• Your goal
Filter the entries below, keeping only lines with the word "Garonne".

• Given data
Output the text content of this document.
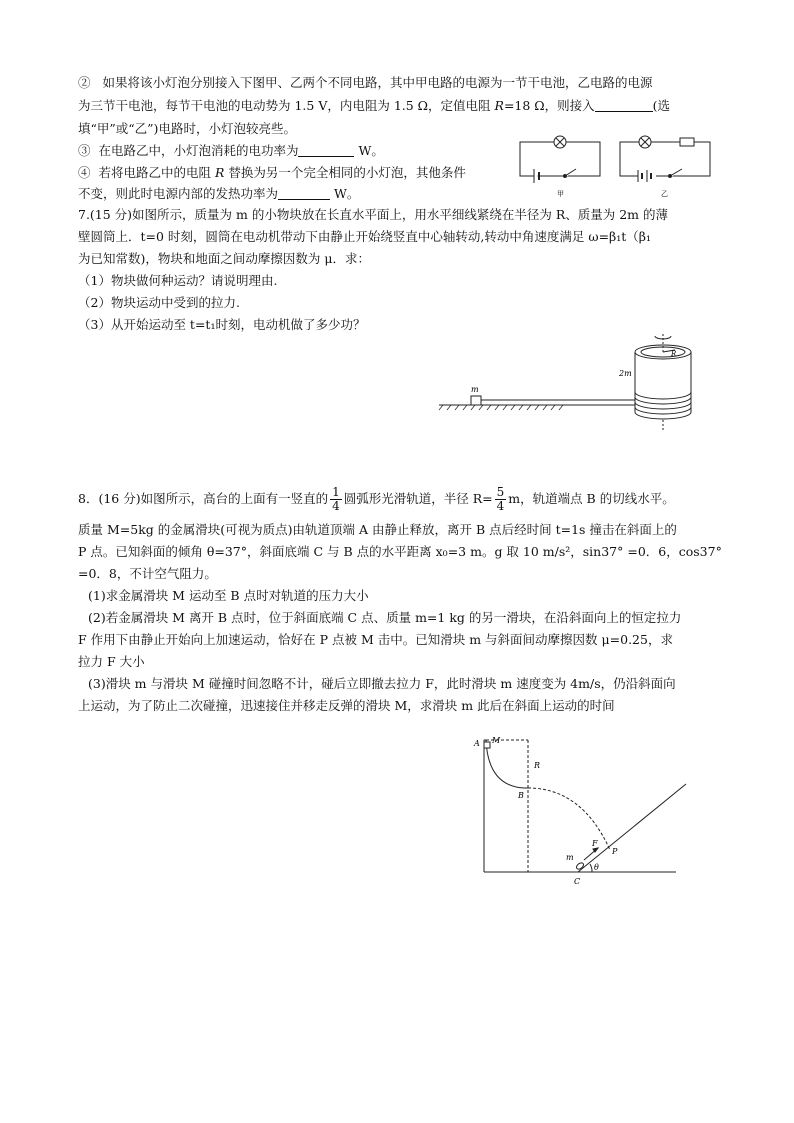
② 如果将该小灯泡分别接入下图甲、乙两个不同电路，其中甲电路的电源为一节干电池，乙电路的电源
为三节干电池，每节干电池的电动势为 1.5 V，内电阻为 1.5 Ω，定值电阻 R=18 Ω，则接入	(选
填“甲”或“乙”)电路时，小灯泡较亮些。
③ 在电路乙中，小灯泡消耗的电功率为	W。
④ 若将电路乙中的电阻 R 替换为另一个完全相同的小灯泡，其他条件
不变，则此时电源内部的发热功率为	W。	甲	乙
7.(15 分)如图所示，质量为 m 的小物块放在长直水平面上，用水平细线紧绕在半径为 R、质量为 2m 的薄
壁圆筒上．t=0 时刻，圆筒在电动机带动下由静止开始绕竖直中心轴转动,转动中角速度满足 ω=β₁t（β₁
为已知常数)，物块和地面之间动摩擦因数为 μ．求：
（1）物块做何种运动？请说明理由.
（2）物块运动中受到的拉力.
（3）从开始运动至 t=t₁时刻，电动机做了多少功？
m
2m
R
8．(16 分)如图所示，高台的上面有一竖直的 $\frac{1}{4}$ 圆弧形光滑轨道，半径 $R= \frac{5}{4}$ m，轨道端点 B 的切线水平。
质量 M=5kg 的金属滑块(可视为质点)由轨道顶端 A 由静止释放，离开 B 点后经时间 t=1s 撞击在斜面上的
P 点。已知斜面的倾角 θ=37°，斜面底端 C 与 B 点的水平距离 x₀=3 m。g 取 10 m/s²，sin37° =0．6，cos37°
=0．8，不计空气阻力。
(1)求金属滑块 M 运动至 B 点时对轨道的压力大小
(2)若金属滑块 M 离开 B 点时，位于斜面底端 C 点、质量 m=1 kg 的另一滑块，在沿斜面向上的恒定拉力
F 作用下由静止开始向上加速运动，恰好在 P 点被 M 击中。已知滑块 m 与斜面间动摩擦因数 μ=0.25，求
拉力 F 大小
(3)滑块 m 与滑块 M 碰撞时间忽略不计，碰后立即撤去拉力 F，此时滑块 m 速度变为 4m/s，仍沿斜面向
上运动，为了防止二次碰撞，迅速接住并移走反弹的滑块 M，求滑块 m 此后在斜面上运动的时间
A M
R
B
F
P
m
C
θ
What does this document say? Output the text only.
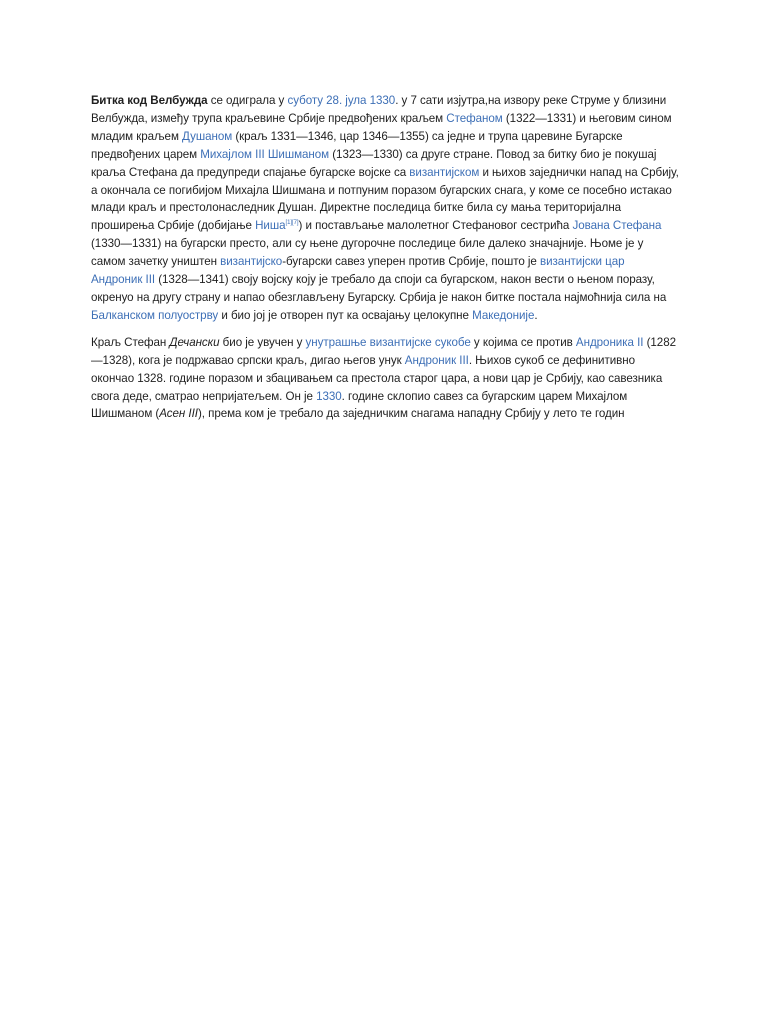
Битка код Велбужда се одиграла у суботу 28. јула 1330. у 7 сати изјутра,на извору реке Струме у близини Велбужда, између трупа краљевине Србије предвођених краљем Стефаном (1322—1331) и његовим сином младим краљем Душаном (краљ 1331—1346, цар 1346—1355) са једне и трупа царевине Бугарске предвођених царем Михајлом III Шишманом (1323—1330) са друге стране. Повод за битку био је покушај краља Стефана да предупреди спајање бугарске војске са византијском и њихов заједнички напад на Србију, а окончала се погибијом Михајла Шишмана и потпуним поразом бугарских снага, у коме се посебно истакао млади краљ и престолонаследник Душан. Директне последица битке била су мања територијална проширења Србије (добијање Ниша[1][7]) и постављање малолетног Стефановог сестрића Јована Стефана (1330—1331) на бугарски престо, али су њене дугорочне последице биле далеко значајније. Њоме је у самом зачетку уништен византијско-бугарски савез уперен против Србије, пошто је византијски цар Андроник III (1328—1341) своју војску коју је требало да споји са бугарском, након вести о њеном поразу, окренуо на другу страну и напао обезглављену Бугарску. Србија је након битке постала најмоћнија сила на Балканском полуострву и био јој је отворен пут ка освајању целокупне Македоније.

Краљ Стефан Дечански био је увучен у унутрашње византијске сукобе у којима се против Андроника II (1282—1328), кога је подржавао српски краљ, дигао његов унук Андроник III. Њихов сукоб се дефинитивно окончао 1328. године поразом и збацивањем са престола старог цара, а нови цар је Србију, као савезника свога деде, сматрао непријатељем. Он је 1330. године склопио савез са бугарским царем Михајлом Шишманом (Асен III), према ком је требало да заједничким снагама нападну Србију у лето те годин
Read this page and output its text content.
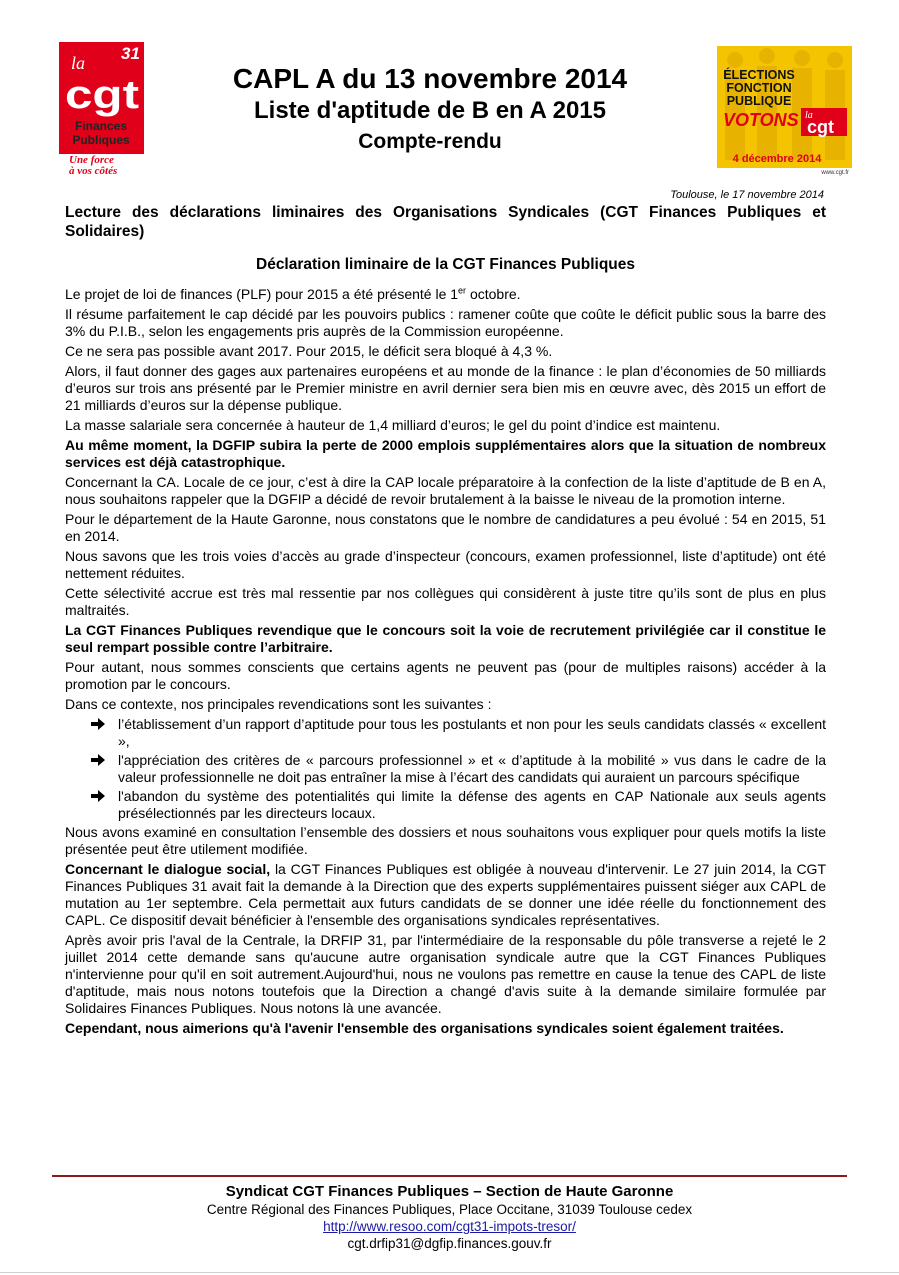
31
la
cgt
Finances
Publiques
Une force
à vos côtés
CAPL A du 13 novembre 2014
Liste d'aptitude de B en A 2015
Compte-rendu
ÉLECTIONS
FONCTION
PUBLIQUE
VOTONS la
cgt
4 décembre 2014
www.cgt.fr
Toulouse, le 17 novembre 2014
Lecture des déclarations liminaires des Organisations Syndicales (CGT Finances Publiques et Solidaires)
Déclaration liminaire de la CGT Finances Publiques

Le projet de loi de finances (PLF) pour 2015 a été présenté le 1er octobre.

Il résume parfaitement le cap décidé par les pouvoirs publics : ramener coûte que coûte le déficit public sous la barre des 3% du P.I.B., selon les engagements pris auprès de la Commission européenne.

Ce ne sera pas possible avant 2017. Pour 2015, le déficit sera bloqué à 4,3 %.

Alors, il faut donner des gages aux partenaires européens et au monde de la finance : le plan d’économies de 50 milliards d’euros sur trois ans présenté par le Premier ministre en avril dernier sera bien mis en œuvre avec, dès 2015 un effort de 21 milliards d’euros sur la dépense publique.

La masse salariale sera concernée à hauteur de 1,4 milliard d’euros; le gel du point d’indice est maintenu.

Au même moment, la DGFIP subira la perte de 2000 emplois supplémentaires alors que la situation de nombreux services est déjà catastrophique.

Concernant la CA. Locale de ce jour, c’est à dire la CAP locale préparatoire à la confection de la liste d’aptitude de B en A, nous souhaitons rappeler que la DGFIP a décidé de revoir brutalement à la baisse le niveau de la promotion interne.

Pour le département de la Haute Garonne, nous constatons que le nombre de candidatures a peu évolué : 54 en 2015, 51 en 2014.

Nous savons que les trois voies d’accès au grade d’inspecteur (concours, examen professionnel, liste d’aptitude) ont été nettement réduites.

Cette sélectivité accrue est très mal ressentie par nos collègues qui considèrent à juste titre qu’ils sont de plus en plus maltraités.

La CGT Finances Publiques revendique que le concours soit la voie de recrutement privilégiée car il constitue le seul rempart possible contre l’arbitraire.

Pour autant, nous sommes conscients que certains agents ne peuvent pas (pour de multiples raisons) accéder à la promotion par le concours.

Dans ce contexte, nos principales revendications sont les suivantes :

l’établissement d’un rapport d’aptitude pour tous les postulants et non pour les seuls candidats classés « excellent »,
l'appréciation des critères de « parcours professionnel » et « d’aptitude à la mobilité » vus dans le cadre de la valeur professionnelle ne doit pas entraîner la mise à l’écart des candidats qui auraient un parcours spécifique
l'abandon du système des potentialités qui limite la défense des agents en CAP Nationale aux seuls agents présélectionnés par les directeurs locaux.

Nous avons examiné en consultation l’ensemble des dossiers et nous souhaitons vous expliquer pour quels motifs la liste présentée peut être utilement modifiée.

Concernant le dialogue social, la CGT Finances Publiques est obligée à nouveau d'intervenir. Le 27 juin 2014, la CGT Finances Publiques 31 avait fait la demande à la Direction que des experts supplémentaires puissent siéger aux CAPL de mutation au 1er septembre. Cela permettait aux futurs candidats de se donner une idée réelle du fonctionnement des CAPL. Ce dispositif devait bénéficier à l'ensemble des organisations syndicales représentatives.

Après avoir pris l'aval de la Centrale, la DRFIP 31, par l'intermédiaire de la responsable du pôle transverse a rejeté le 2 juillet 2014 cette demande sans qu'aucune autre organisation syndicale autre que la CGT Finances Publiques n'intervienne pour qu'il en soit autrement.Aujourd'hui, nous ne voulons pas remettre en cause la tenue des CAPL de liste d'aptitude, mais nous notons toutefois que la Direction a changé d'avis suite à la demande similaire formulée par Solidaires Finances Publiques. Nous notons là une avancée.

Cependant, nous aimerions qu'à l'avenir l'ensemble des organisations syndicales soient également traitées.

Syndicat CGT Finances Publiques – Section de Haute Garonne
Centre Régional des Finances Publiques, Place Occitane, 31039 Toulouse cedex
http://www.resoo.com/cgt31-impots-tresor/
cgt.drfip31@dgfip.finances.gouv.fr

• Solution for this task
Pour le département de la Haute Garonne, nous constatons que le nombre de candidatures a peu évolué : 54 en 2015, 51 en 2014.
Syndicat CGT Finances Publiques – Section de Haute Garonne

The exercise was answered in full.